Given text —

The Franco/German Study identifies five types of conduct in relation to big data that it fears could be exclusionary: refusal to provide access to data; discriminatory access; exclusive contracts; tied sales and cross-usage; and discriminatory pricing. Each of these exclusionary theories of harm is discussed briefly below.
Refusal to provide access to data
The first exclusionary conduct discussed by the Franco/German Study is a refusal to provide access to data, which can be anticompetitive “if the data are an ‘essential facility’ to the activity of the undertaking asking for access.” Since third-party data are offered to third parties for consideration, this theory of harm could apply where a dominant provider in a particular data market refuses to supply such data to competitors. This is a traditional antitrust scenario, however; the more novel data access issues concern first-party data collected by a company and not otherwise made accessible to competitors or other third parties.
Under the European Court of Justice’s judgments in Microsoft, IMS and Bronner, an authority can order a company to give a competitor access to an “essential facility” if the incumbent’s refusal to grant access (i) concerns a product which is indispensable for carrying on the business of the company seeking access, (ii) prevents the emergence of a new product for which there is a potential consumer demand (this condition being applicable when the exercise of an intellectual property right is at stake), (iii) is not justified by objective considerations and (iv) is likely to exclude all competition in the secondary market. A product or service is “indispensable” for these purposes only if there are no alternative products or services and there are technical, legal or economic obstacles that make it impossible or unreasonably difficult for any undertaking seeking to operate on the downstream market to develop products or services, even in cooperation with other companies.
These requirements would be met, according to the Franco/German Study, “if it is demonstrated that the data owned by the incumbent is truly unique and that there is no possibility for the competitor to obtain the data that it needs to perform its services.” This statement seems overly broad as applied to first-party big data, for three reasons.
First, for a duty to provide access to arise under EU law, the company holding the data would need to hold a dominant position in a market for a product or service other than the data themselves. As discussed above, first-party data collected by a dominant company may or may not constitute a barrier to entry to competitors or contribute to a dominant position on the part of the dataholder. The existence of the dominant position, and the relation between the dominant company’s data and its dominant position, do not follow from the unique and non-replicable nature of the data.

Stated exercise a — In the passage on exclusionary conduct involving big data, which European Court of Justice judgments set out when a company can be ordered to give a competitor access to an "essential facility"?

Material for this exercise —
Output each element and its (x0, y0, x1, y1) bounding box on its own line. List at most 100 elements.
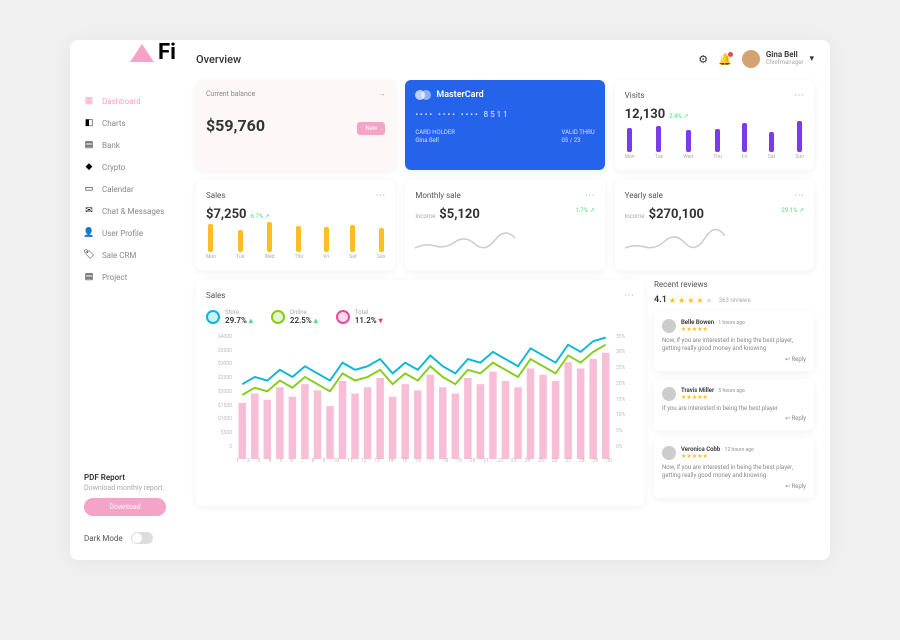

==

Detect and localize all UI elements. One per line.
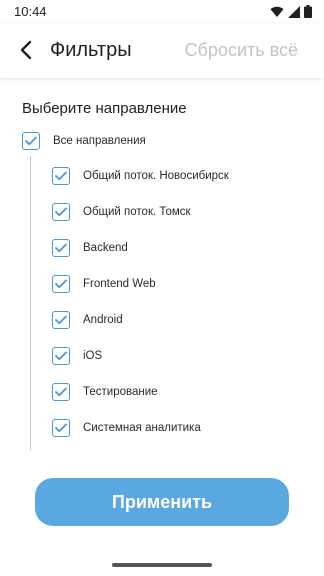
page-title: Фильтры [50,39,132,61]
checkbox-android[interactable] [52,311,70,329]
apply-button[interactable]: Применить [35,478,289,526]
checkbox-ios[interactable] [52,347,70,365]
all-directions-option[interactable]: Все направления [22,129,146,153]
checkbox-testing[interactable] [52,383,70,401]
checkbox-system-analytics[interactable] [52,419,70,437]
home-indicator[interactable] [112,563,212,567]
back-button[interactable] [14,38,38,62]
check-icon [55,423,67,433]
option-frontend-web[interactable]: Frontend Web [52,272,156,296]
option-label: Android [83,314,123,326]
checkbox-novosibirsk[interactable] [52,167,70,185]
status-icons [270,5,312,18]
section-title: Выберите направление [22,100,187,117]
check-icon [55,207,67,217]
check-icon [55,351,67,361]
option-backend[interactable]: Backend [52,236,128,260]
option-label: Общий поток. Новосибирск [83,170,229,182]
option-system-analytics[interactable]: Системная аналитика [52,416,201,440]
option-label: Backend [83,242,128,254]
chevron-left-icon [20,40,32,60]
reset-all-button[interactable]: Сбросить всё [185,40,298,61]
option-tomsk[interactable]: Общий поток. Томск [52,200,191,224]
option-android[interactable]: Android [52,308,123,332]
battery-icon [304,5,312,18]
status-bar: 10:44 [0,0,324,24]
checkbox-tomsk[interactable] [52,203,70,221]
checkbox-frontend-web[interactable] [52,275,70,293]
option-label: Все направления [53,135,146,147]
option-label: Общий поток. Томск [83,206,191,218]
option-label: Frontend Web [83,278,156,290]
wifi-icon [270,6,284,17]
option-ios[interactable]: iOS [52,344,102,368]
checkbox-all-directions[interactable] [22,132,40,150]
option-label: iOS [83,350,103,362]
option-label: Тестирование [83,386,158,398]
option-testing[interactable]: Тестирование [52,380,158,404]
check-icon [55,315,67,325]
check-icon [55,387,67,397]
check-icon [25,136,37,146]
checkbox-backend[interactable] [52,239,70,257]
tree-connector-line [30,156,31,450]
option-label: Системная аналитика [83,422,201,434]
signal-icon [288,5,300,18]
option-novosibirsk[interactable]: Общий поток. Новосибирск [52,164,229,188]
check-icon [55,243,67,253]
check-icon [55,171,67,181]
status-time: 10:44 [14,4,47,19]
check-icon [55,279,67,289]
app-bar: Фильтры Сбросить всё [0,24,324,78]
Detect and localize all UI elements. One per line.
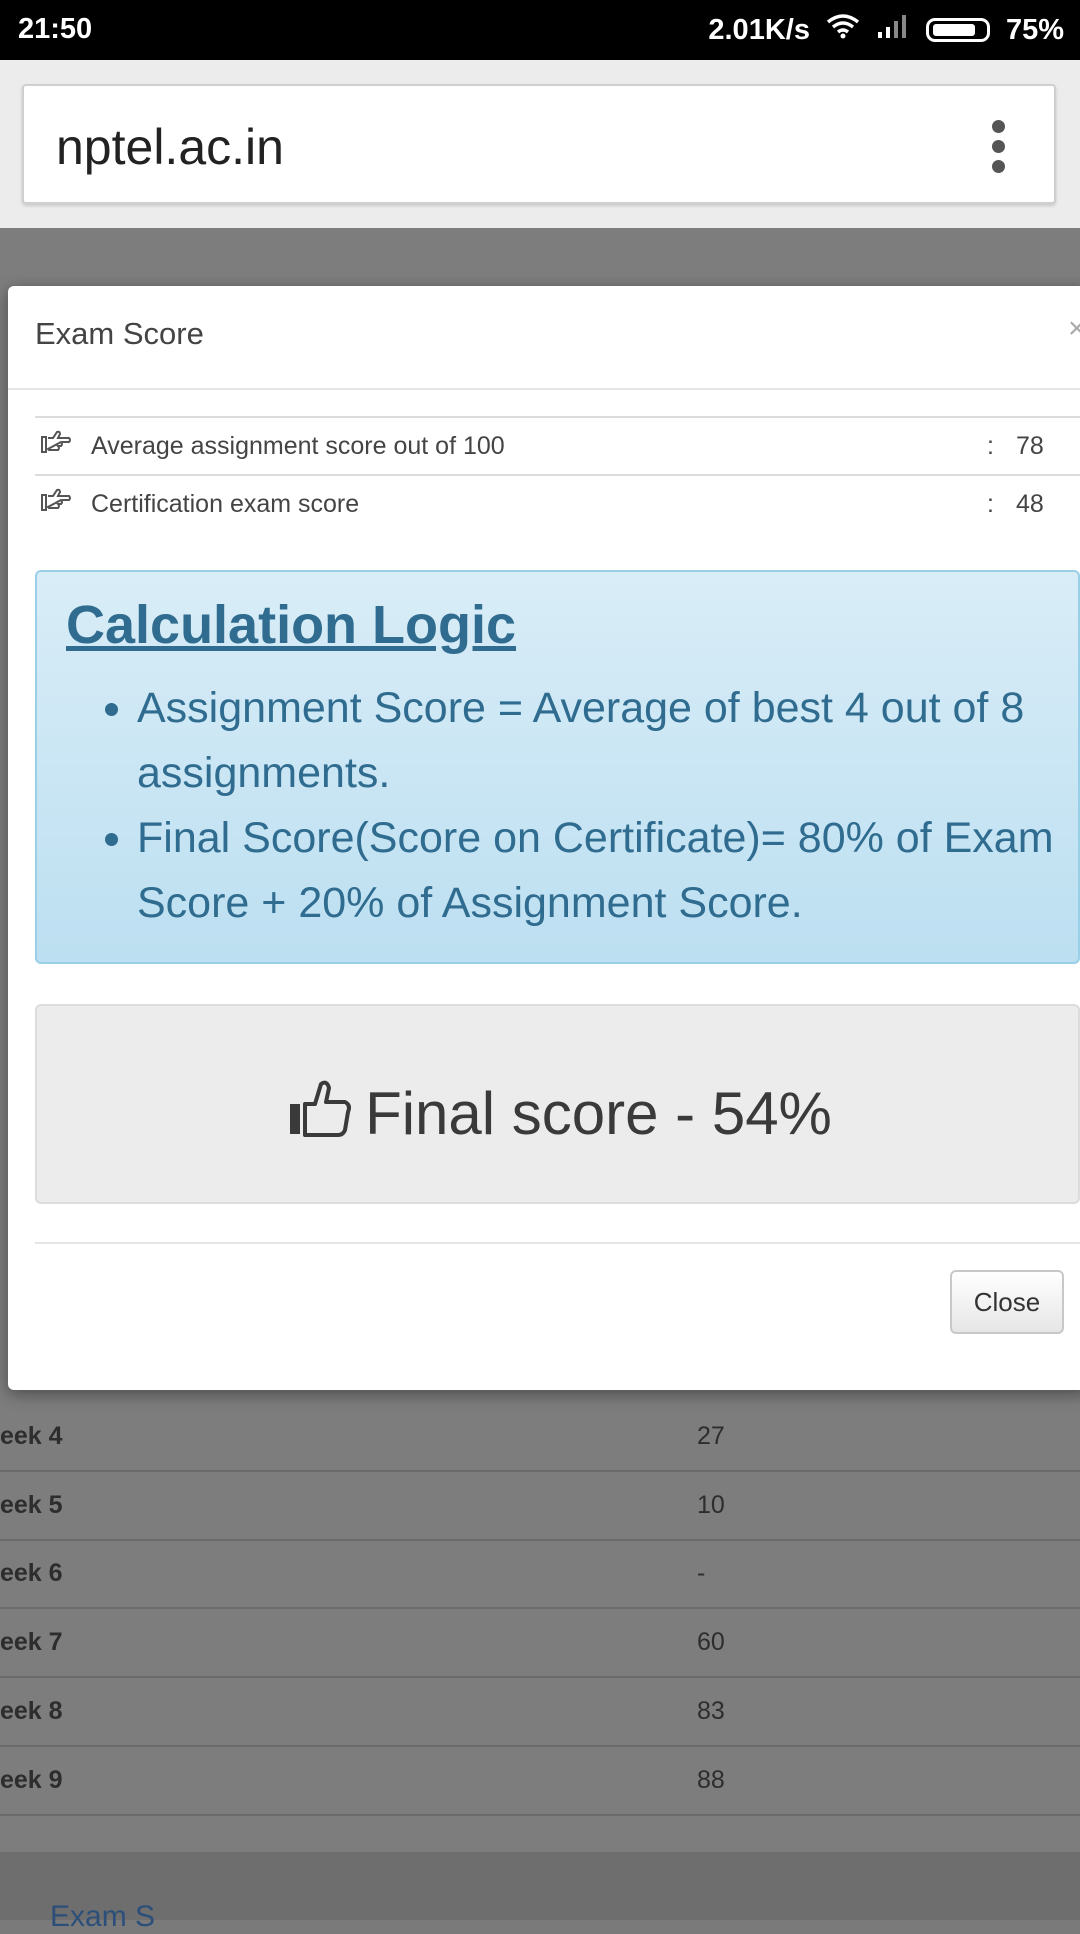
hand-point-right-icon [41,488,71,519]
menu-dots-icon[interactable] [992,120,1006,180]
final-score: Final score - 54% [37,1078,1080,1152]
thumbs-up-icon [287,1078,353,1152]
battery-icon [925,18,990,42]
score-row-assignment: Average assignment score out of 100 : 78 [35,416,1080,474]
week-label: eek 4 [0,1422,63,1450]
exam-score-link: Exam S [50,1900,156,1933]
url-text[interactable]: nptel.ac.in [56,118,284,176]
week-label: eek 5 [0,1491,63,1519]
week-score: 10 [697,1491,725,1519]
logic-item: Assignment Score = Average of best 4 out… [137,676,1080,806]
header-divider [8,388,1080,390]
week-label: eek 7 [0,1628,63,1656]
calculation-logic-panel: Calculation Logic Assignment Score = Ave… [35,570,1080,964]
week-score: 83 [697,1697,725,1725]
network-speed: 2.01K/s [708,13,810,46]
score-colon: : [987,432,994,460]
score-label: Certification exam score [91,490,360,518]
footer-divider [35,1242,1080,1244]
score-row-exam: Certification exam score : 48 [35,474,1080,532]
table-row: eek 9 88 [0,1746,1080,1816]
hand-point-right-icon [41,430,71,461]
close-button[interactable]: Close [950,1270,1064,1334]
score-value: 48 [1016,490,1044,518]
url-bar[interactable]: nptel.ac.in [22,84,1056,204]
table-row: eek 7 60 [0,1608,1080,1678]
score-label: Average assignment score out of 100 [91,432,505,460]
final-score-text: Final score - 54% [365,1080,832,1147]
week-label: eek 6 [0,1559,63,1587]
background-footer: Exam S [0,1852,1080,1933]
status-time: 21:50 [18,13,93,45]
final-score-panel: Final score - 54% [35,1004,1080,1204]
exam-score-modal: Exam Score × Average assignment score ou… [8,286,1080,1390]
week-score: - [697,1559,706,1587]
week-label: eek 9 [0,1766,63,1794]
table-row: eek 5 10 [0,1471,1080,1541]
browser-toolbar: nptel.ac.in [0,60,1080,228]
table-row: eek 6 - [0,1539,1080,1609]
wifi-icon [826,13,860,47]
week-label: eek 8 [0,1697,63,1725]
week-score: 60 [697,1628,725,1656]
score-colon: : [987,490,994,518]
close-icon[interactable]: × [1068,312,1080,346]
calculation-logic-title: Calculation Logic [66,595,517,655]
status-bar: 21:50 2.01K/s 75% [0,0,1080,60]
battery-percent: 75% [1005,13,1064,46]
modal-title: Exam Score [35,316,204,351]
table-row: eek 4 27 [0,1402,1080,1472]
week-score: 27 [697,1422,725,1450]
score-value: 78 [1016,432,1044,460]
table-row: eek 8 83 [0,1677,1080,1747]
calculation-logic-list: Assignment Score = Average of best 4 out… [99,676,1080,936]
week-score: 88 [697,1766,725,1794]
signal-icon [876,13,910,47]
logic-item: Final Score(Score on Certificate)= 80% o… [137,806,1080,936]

Stated exercise b — Gather every line of the records that contains the string "Average", matching case exactly.

Exercise output a — Microsoft, IMS and Bronner.

Exercise output b —
score-row-assignment: Average assignment score out of 100 : 78 [35,416,1080,474]
logic-item: Assignment Score = Average of best 4 out… [137,676,1080,806]
score-label: Average assignment score out of 100 [91,432,505,460]
exam-score-modal: Exam Score × Average assignment score ou… [8,286,1080,1390]
calculation-logic-list: Assignment Score = Average of best 4 out… [99,676,1080,936]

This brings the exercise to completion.